ページ本文:
イギリス・ロンドン自然史博物館が主催する、大自然をテーマにした世界最高峰の写真賞の一つ『Wildlife Photographer of the Year』。毎年世界の写真家たちが素晴らしい瞬間を切り取った作品を応募するのだが、2022年度は世界93か国から3万8000以上の応募があったという。
その自然芸術部門において日本人初となる最優秀賞を受賞したのが、自然写真家の高砂淳二さんである。受賞作は『Heavenly Flamingos』。まずは作品をご覧いただこう。
まるで絵で描いたように美しいが、これが高砂さんの目の前で、現実に起きた出来事なのだ。
「10年で6回ほどウユニ塩湖には撮影に訪れていますが、この瞬間が撮影できたのは様々な条件がぴたりと重なったからこそです。まず風が止まっていたことで湖面も非常に静かで、この天空の鏡のような景色になりました。またフラミンゴはとても敏感な生き物で、少しでも驚くと飛び立ってしまいますが、このときはそっと近づきカメラに収めることができました」と高砂さん。
『Wildlife Photographer of the Year』は、動物や生物の生態などにフォーカスされた作品が応募されることが多いそうだが、高砂さんがこの作品を応募したのには理由がある。

与えられた記録:
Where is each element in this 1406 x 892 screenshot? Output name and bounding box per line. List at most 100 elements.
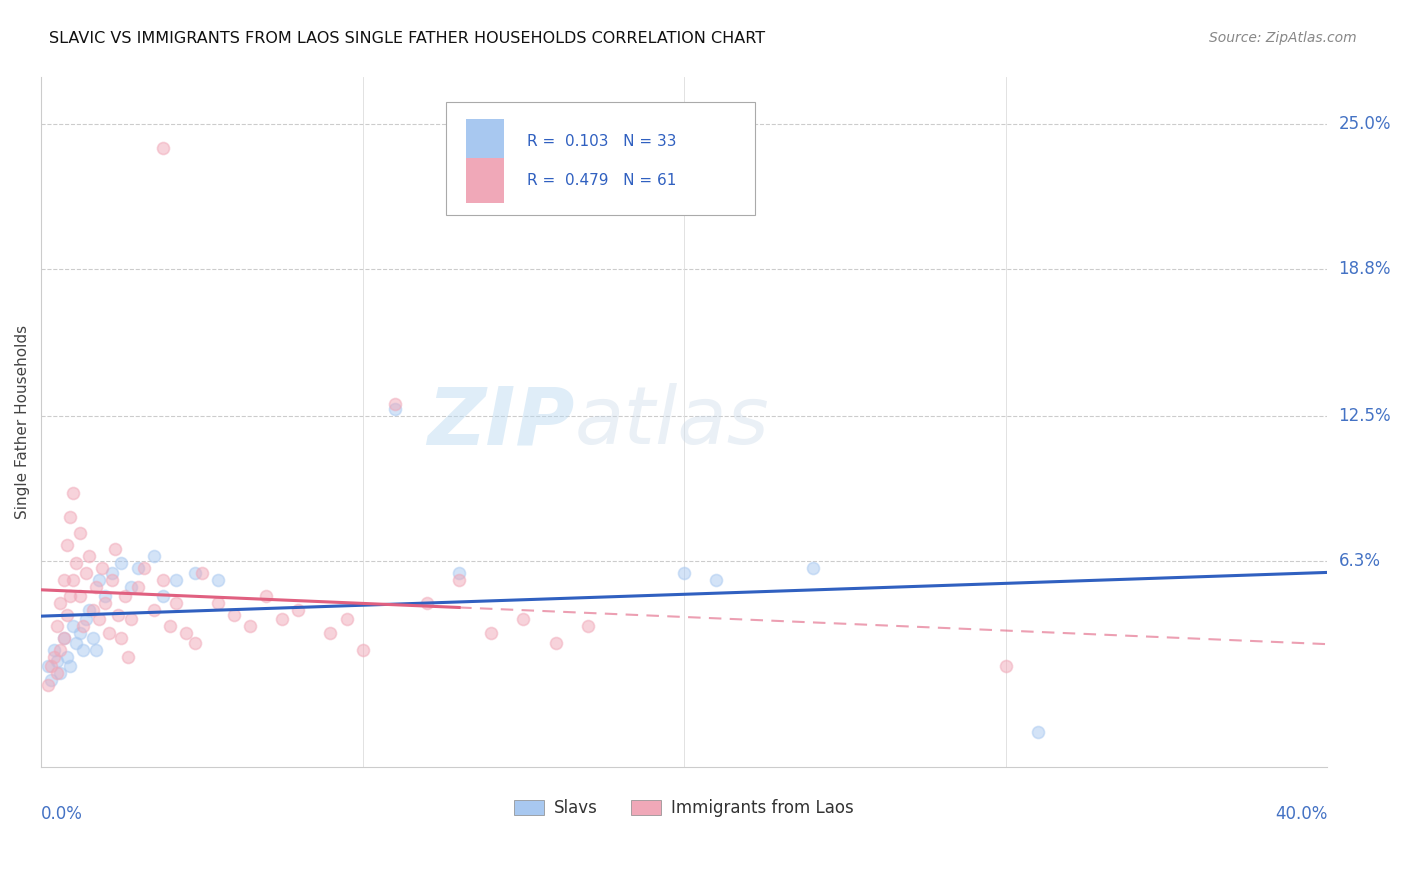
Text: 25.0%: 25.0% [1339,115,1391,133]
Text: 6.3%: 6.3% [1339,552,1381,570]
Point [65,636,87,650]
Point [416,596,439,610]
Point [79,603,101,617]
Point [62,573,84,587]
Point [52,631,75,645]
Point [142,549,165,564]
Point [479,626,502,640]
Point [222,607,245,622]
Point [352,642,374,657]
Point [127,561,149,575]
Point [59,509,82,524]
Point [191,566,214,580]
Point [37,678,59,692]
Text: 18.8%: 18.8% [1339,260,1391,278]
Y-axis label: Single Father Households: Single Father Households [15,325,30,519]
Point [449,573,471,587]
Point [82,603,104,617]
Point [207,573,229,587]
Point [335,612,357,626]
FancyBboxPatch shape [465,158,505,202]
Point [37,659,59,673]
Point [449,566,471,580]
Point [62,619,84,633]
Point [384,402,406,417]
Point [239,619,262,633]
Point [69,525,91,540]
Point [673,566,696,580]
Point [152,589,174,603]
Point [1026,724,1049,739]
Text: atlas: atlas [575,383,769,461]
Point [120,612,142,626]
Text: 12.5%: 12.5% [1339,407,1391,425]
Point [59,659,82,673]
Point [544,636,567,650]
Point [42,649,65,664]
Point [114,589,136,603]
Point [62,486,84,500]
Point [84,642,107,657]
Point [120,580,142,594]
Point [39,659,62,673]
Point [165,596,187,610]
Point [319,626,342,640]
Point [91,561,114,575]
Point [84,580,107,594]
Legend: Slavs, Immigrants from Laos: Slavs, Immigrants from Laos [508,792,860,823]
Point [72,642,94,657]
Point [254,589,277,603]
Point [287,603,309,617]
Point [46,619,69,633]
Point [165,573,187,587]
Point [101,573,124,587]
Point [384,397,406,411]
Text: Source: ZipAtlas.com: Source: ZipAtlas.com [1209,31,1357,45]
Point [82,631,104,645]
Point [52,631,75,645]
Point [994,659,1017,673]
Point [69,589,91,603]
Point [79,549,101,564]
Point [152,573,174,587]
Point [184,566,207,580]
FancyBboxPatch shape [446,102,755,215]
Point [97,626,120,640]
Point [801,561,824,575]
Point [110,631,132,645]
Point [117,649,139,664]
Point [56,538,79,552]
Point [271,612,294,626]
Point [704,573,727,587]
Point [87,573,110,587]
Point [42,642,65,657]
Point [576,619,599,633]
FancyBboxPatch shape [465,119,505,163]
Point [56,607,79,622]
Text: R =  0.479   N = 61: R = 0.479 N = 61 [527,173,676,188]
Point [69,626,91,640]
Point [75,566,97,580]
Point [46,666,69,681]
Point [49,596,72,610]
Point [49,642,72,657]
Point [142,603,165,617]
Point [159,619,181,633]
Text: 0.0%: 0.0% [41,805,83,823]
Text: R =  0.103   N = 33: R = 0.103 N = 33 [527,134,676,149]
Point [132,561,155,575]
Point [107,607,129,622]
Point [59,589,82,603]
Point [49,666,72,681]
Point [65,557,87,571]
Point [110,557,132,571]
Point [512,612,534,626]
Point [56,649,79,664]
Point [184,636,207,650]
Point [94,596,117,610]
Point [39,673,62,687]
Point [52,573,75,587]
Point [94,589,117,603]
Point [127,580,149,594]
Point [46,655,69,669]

...

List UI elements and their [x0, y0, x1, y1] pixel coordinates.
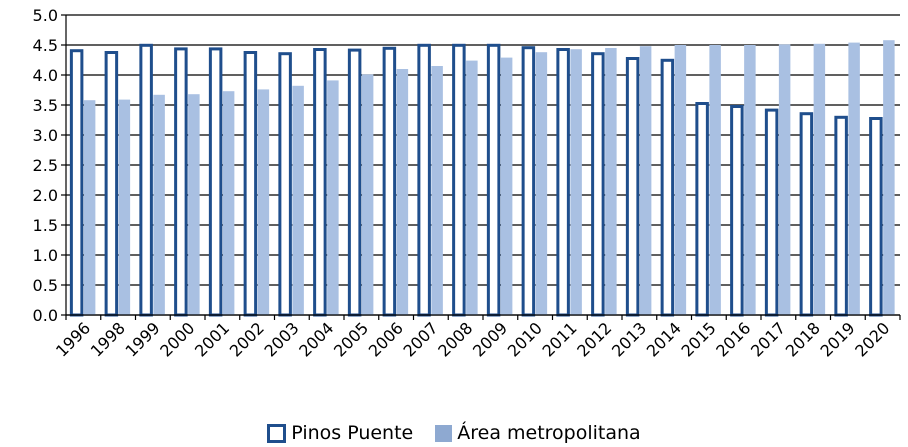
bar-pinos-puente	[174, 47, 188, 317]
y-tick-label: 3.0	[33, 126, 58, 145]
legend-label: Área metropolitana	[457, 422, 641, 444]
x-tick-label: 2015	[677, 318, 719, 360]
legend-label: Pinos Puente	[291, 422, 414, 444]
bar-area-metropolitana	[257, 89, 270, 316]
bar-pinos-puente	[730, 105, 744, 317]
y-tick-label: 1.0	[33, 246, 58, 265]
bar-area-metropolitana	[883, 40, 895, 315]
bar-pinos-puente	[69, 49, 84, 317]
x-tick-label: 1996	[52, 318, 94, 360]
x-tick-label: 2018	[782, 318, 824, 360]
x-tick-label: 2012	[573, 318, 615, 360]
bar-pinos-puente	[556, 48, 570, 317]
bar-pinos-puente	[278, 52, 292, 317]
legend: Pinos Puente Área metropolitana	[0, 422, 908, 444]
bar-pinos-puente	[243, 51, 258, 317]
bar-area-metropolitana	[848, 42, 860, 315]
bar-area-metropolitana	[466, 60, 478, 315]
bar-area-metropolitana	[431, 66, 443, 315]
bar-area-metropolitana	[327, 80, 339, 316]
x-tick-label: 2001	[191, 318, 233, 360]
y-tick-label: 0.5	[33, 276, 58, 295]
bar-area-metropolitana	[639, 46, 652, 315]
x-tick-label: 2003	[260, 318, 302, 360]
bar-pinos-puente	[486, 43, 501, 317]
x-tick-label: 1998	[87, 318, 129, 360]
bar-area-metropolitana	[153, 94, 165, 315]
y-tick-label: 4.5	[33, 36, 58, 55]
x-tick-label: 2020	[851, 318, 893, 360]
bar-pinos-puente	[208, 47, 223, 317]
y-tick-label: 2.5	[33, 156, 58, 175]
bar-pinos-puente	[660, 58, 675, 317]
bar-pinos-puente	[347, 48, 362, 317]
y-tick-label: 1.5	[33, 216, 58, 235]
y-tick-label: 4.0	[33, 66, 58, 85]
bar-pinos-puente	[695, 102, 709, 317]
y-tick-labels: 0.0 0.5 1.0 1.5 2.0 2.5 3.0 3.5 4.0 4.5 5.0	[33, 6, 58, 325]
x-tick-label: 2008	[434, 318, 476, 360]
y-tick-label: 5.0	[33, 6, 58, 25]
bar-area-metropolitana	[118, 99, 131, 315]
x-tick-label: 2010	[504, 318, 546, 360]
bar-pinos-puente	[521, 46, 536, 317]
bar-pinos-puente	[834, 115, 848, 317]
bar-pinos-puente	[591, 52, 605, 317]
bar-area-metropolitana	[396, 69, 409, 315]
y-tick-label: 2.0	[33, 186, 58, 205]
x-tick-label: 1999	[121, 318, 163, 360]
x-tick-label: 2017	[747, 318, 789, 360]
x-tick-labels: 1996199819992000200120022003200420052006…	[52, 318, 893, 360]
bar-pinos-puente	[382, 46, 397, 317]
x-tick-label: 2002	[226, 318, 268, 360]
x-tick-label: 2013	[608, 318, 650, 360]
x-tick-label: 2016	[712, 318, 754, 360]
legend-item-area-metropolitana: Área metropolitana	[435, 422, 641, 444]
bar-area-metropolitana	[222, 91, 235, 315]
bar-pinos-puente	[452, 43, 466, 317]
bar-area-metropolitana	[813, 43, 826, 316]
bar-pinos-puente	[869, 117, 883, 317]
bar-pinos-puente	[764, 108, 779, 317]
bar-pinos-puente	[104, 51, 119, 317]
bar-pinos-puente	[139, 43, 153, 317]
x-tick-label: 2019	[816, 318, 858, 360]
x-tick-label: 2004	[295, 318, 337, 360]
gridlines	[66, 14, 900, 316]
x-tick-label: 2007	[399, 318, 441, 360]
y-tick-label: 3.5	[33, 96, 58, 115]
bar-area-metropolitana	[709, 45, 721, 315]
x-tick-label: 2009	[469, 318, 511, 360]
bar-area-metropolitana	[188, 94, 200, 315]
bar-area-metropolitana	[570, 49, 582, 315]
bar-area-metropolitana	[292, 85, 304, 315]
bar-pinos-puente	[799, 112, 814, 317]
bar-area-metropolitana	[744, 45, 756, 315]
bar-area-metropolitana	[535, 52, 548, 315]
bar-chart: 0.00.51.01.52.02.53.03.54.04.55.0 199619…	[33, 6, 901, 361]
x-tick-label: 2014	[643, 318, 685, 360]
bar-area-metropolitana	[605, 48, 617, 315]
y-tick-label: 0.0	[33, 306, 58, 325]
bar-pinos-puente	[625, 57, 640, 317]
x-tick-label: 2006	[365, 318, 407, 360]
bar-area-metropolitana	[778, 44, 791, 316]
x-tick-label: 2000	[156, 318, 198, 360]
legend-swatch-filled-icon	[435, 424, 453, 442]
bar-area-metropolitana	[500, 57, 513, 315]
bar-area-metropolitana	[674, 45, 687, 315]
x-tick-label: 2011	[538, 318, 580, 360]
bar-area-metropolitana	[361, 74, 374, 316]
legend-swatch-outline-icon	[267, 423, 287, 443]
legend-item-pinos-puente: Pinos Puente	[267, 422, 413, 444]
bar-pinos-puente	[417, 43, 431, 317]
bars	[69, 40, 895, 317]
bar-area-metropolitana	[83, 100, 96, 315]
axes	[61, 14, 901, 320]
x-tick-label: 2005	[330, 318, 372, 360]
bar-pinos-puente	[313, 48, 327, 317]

---

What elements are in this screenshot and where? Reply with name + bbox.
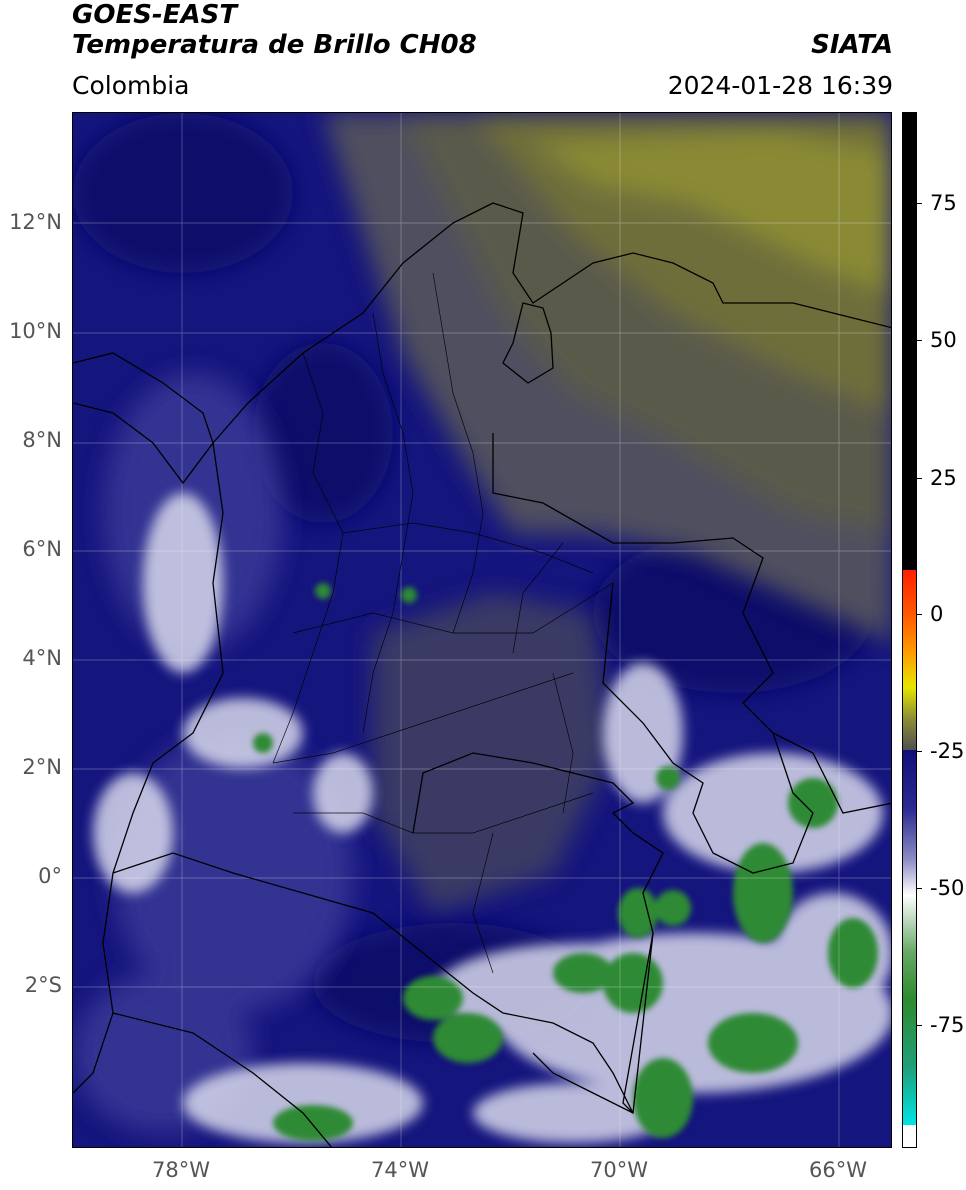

依頼内容 A:
写真賞の記事によると、高砂淳二さんはこの10年でウユニ塩湖に撮影で何回ほど訪れていますか。
依頼内容 B:
写真賞の記事を、最後の文の後から書き進めてください。

作業結果 A:
10年で6回ほどです。

作業結果 B:
「生態へのフォーカスよりも、自然全体のつながり、地球を感じられるハーモニーのようなものを感じて欲しいと思いました。私たちが暮らしている地球はこんなにも美しいところなんだということも伝えたかったのです。この作品が受賞したことで、世界の人に見ていただけることのうれしさをかみしめています」(高砂さん)。
高砂淳二(たかさごじゅんじ)氏プロフィール
写真家。1962 年、宮城県石巻市生まれ。ダイビング専門誌の専属カメラマンを経て 1989 年に独立。世界中の国々を訪れ、海の中から生き物、虹、風景、星空まで、地球全体をフィールドに撮影活動を続けている。 記事で紹介したほか著書多数。写真展も多数開催。 2008 年、外務省主催・太平洋島サミット記念写真展「Pacific Islands」担当。 TBS「情熱大陸」、NHK「SWITCHインタビュー」をはじめ、テレビ、ラジオ、雑誌等のメディアや講演会などで、自然のこと、自然と人間の関係、人間の役割などを、幅広く伝え続けている。みやぎ絆大使で海の環境 NPO 法人“Oceanic Wildlife Society” 理事でもある。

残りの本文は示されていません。